Reading text:
────────────────
Begin by adding the appropriate amount of iron solution into each volumetric flask. Then add, in this order, hydroxylamine hydrochloride, sodium acetate solution, and orthophenanthroline. Fill the remainder of the flask with nano-pure water. Invert solution using parafilm. Let the solutions sit for at least 5 minutes. While waiting, begin warming up the spectrophotometer. Run for at least 5 minutes before initial use. Place the blank solution into a clean cuvette. Clean with a kimwipe. Place the cuvette into the spectrophotometer. Set to appropriate wavelength for optimal absorbance. Press the 0 ABS 100% T button and make sure the read out is set to 0.000 A. Dispose of the blank solution into a waste breaker. Rinse the cuvette with the least concentrated solution and place into the waste beaker. Fill with the same solution and clean the cuvette with a kimwipe. Place cuvette into the spectrophotometer and record its absorbance value into data table 1. Dispose of the solution into a waste beaker and again fill the cuvette with blank solution. Set the absorbance so that the readout is once again 0.000 A.Repeat the above process for the remaining four iron solutions being sure to use the least concentrated solution first. Using the data from data table 1, create an absorbance vs. concentration graph (figure 1).
────────────────
What to do:
(1) In the iron absorbance procedure, in what order are the reagents added after the iron solution?
(2) Pick up the iron absorbance procedure after its last sentence and continue it.

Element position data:
────────────────
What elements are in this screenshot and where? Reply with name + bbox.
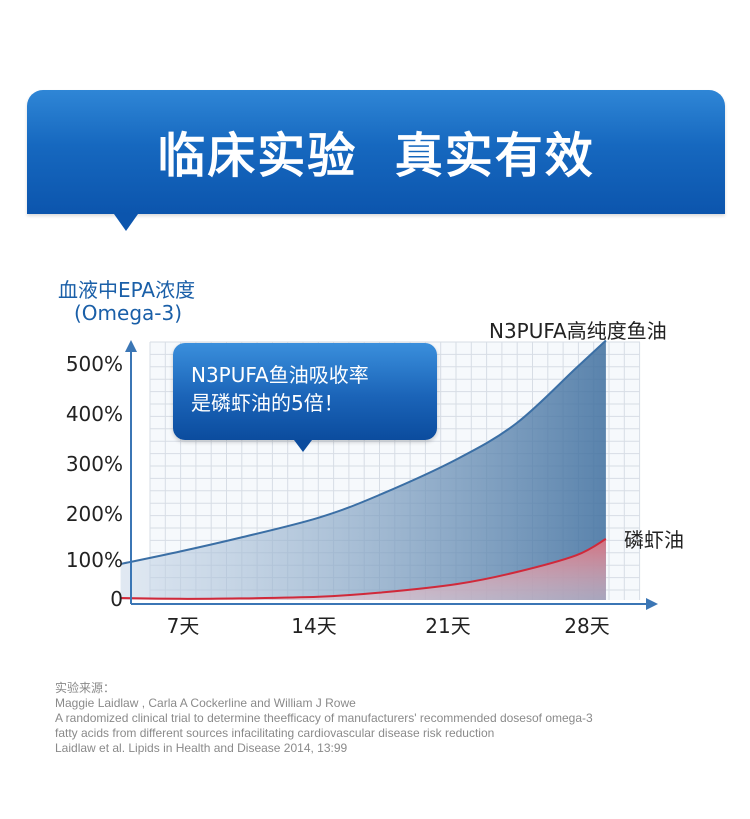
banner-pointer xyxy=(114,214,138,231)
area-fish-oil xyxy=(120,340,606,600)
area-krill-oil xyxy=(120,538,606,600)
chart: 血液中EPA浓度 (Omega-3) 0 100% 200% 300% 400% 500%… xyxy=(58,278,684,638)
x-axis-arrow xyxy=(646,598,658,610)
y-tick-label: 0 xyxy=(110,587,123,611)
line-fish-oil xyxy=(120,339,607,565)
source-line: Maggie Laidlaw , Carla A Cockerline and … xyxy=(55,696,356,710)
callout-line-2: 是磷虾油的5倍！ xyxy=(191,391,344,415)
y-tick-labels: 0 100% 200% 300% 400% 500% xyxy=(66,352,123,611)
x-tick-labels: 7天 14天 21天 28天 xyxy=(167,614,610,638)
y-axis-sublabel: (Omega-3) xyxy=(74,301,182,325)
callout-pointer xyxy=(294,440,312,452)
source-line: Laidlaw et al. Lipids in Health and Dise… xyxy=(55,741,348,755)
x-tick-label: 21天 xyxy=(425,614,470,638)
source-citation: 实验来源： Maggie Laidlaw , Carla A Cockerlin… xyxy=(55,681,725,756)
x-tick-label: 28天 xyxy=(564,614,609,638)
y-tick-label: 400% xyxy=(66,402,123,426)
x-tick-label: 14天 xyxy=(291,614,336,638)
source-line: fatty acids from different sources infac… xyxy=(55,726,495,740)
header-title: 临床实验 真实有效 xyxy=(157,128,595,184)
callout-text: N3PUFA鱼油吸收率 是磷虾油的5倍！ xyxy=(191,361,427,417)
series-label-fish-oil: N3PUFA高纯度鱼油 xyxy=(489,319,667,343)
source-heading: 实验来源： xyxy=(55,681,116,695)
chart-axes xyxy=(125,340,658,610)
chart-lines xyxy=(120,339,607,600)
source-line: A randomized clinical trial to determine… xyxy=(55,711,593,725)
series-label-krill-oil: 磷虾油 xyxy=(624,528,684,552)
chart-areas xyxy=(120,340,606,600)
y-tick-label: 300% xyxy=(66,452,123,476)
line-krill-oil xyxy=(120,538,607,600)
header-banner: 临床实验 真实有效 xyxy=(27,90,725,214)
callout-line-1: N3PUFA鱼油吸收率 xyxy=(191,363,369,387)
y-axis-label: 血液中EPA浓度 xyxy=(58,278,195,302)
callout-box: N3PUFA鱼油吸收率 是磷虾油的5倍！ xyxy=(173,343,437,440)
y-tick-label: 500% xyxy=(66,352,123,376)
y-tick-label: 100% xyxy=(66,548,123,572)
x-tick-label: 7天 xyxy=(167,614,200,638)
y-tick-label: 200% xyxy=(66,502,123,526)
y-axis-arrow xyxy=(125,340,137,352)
────────────────
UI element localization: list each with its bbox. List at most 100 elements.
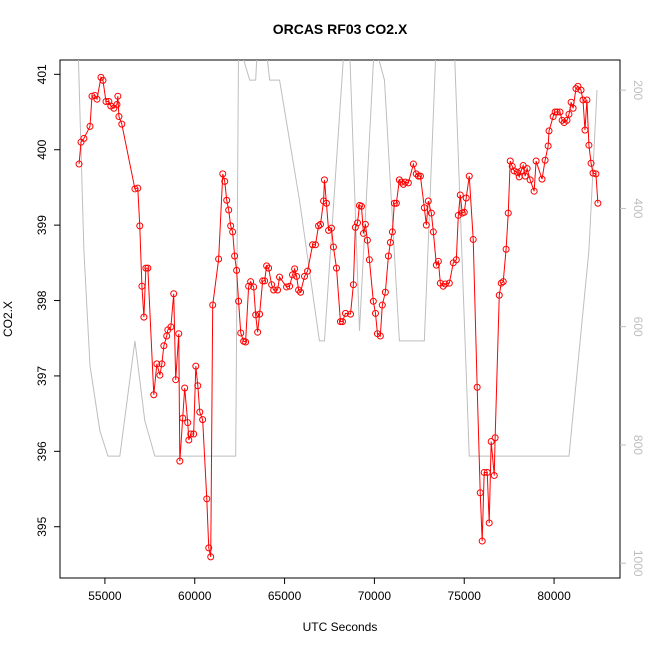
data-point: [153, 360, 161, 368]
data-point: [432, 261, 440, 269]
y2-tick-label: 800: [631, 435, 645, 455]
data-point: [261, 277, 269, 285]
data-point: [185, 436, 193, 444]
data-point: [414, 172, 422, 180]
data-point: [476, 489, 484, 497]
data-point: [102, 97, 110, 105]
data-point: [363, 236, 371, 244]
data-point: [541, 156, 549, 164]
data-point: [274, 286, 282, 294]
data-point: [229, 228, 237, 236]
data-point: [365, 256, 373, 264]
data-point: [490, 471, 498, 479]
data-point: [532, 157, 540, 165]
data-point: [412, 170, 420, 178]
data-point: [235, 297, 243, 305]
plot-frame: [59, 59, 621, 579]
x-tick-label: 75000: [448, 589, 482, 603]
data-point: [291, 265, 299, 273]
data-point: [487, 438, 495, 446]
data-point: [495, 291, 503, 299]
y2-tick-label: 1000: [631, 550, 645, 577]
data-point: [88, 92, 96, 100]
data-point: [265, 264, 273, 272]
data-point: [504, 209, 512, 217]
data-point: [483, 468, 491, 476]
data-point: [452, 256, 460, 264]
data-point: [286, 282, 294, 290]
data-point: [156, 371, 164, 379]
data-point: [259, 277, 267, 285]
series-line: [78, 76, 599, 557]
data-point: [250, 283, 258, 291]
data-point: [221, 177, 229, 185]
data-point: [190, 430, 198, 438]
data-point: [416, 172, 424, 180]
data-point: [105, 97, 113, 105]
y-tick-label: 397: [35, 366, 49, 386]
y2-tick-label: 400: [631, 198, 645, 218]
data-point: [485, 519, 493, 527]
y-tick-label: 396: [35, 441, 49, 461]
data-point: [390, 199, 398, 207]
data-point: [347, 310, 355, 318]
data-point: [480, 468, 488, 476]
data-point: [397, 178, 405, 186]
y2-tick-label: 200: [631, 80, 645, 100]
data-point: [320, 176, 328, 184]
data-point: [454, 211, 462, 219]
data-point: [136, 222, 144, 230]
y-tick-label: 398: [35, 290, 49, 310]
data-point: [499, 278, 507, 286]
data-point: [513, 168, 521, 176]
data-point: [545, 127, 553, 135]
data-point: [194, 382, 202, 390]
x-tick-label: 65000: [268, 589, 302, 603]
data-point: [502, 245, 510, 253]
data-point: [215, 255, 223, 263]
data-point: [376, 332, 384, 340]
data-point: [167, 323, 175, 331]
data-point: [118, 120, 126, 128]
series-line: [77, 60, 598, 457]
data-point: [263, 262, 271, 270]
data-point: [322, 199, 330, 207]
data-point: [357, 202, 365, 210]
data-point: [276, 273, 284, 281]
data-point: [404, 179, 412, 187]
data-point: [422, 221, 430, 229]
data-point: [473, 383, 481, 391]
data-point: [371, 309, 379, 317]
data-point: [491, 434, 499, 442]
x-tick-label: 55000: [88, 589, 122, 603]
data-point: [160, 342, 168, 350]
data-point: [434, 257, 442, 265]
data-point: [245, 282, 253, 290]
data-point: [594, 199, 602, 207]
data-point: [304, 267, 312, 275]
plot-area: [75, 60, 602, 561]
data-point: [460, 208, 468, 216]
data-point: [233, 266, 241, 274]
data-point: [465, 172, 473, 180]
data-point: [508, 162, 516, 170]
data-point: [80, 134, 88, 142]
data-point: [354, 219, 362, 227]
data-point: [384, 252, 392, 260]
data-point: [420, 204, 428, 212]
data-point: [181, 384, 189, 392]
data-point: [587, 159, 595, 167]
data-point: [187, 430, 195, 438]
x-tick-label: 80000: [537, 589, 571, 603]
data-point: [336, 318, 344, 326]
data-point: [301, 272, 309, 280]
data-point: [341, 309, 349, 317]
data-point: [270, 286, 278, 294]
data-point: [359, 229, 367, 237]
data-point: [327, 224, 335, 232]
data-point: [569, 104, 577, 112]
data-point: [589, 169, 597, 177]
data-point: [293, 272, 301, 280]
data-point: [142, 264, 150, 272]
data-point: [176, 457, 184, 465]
────────────────
Results for each task:
(1) Hydroxylamine hydrochloride first, then sodium acetate solution, then orthophenanthroline.

(2)
For the unknown determination, obtain an unknown iron solution. Fill the cuvette with blank solution and place into the spectrophotometer. Make sure the absorbance readout is 0.000A before placing the unknown solution into the cuvette. Rinse the cuvette with the unknown iron solution and dispose of into a waste beaker. Refill the cuvette with the unknown solution and place into the spectrophotometer. Record the absorbance value and place in data table 1. Using the graph, determine the concentration of the unknown iron solution.

Results:

Table 1: Absorbance Values for Various Concentrations of Iron

mL Iron in solution / Absorbance Value / Concentration of Iron (M)
0.00 / 0.000 / 0.00
2.50 / 0.198 / 1.80 x 10-5
5.00 / 0.406 / 3.61 x 10-5
7.50 / 0.573 / 5.41 x 10-5
10.00 / 0.750 / 7.21 x 10-5
12.50 / 0.625 / 5.97 x 10-5
Unknown # 3 / 0.722 / 6.92 x 10-5

Determination of concentrations:

M1V1=M2V2

Blank: (0.0001803 M) (0.00 mL) = M2(25.00 mL)

M2= 0.00 M Iron

2.50 mL: (0.0001803 M) (2.50 mL) = M2(25.00 mL)

M2= 1.80 x 10-5 M Iron

5.00mL: (0.0001803 M) (5.00 mL) = M2(25.00 mL)

M2= 3.61 x 10-5 M Iron

7.50mL: (0.0001803 M) (7.50 mL) = M2(25.00 mL)

M2= 5.41x 10-5 M Iron

10.00 mL: (0.0001803 M) (10.00mL) = M2(25.00 mL)

M2= 7.21x 10-5 M Iron

12.50 mL: (0.0001803 M) (12.50 mL) = M2(25.00 mL)

M2= 5.97x 10-5 M Iron

Figure 1: Absorbance of Iron Complex

Determination of Unknown Iron Concentration:

Y= mx + b {y= unknown absorbance; x= unknown iron concentration; m= molar absorptivity}

Y= 10218x +0.0148

0.722= 10218x +0.0148

0.7072= 10218x

X= [concentration unknown # 3] = 6.92 x 10-5 M Iron

The absorbance values for varying iron concentrations were determined and recorded in data table 1. As the concentration of the iron increased, so did the absorbance value. The unknown iron solution’s concentration was calculated using the equation generated by the graph depicted in figure 1. The data shows a fairly linear correlation. Unknown # 3 was determined to have a concentration of 6.92 x 10-5 M Iron.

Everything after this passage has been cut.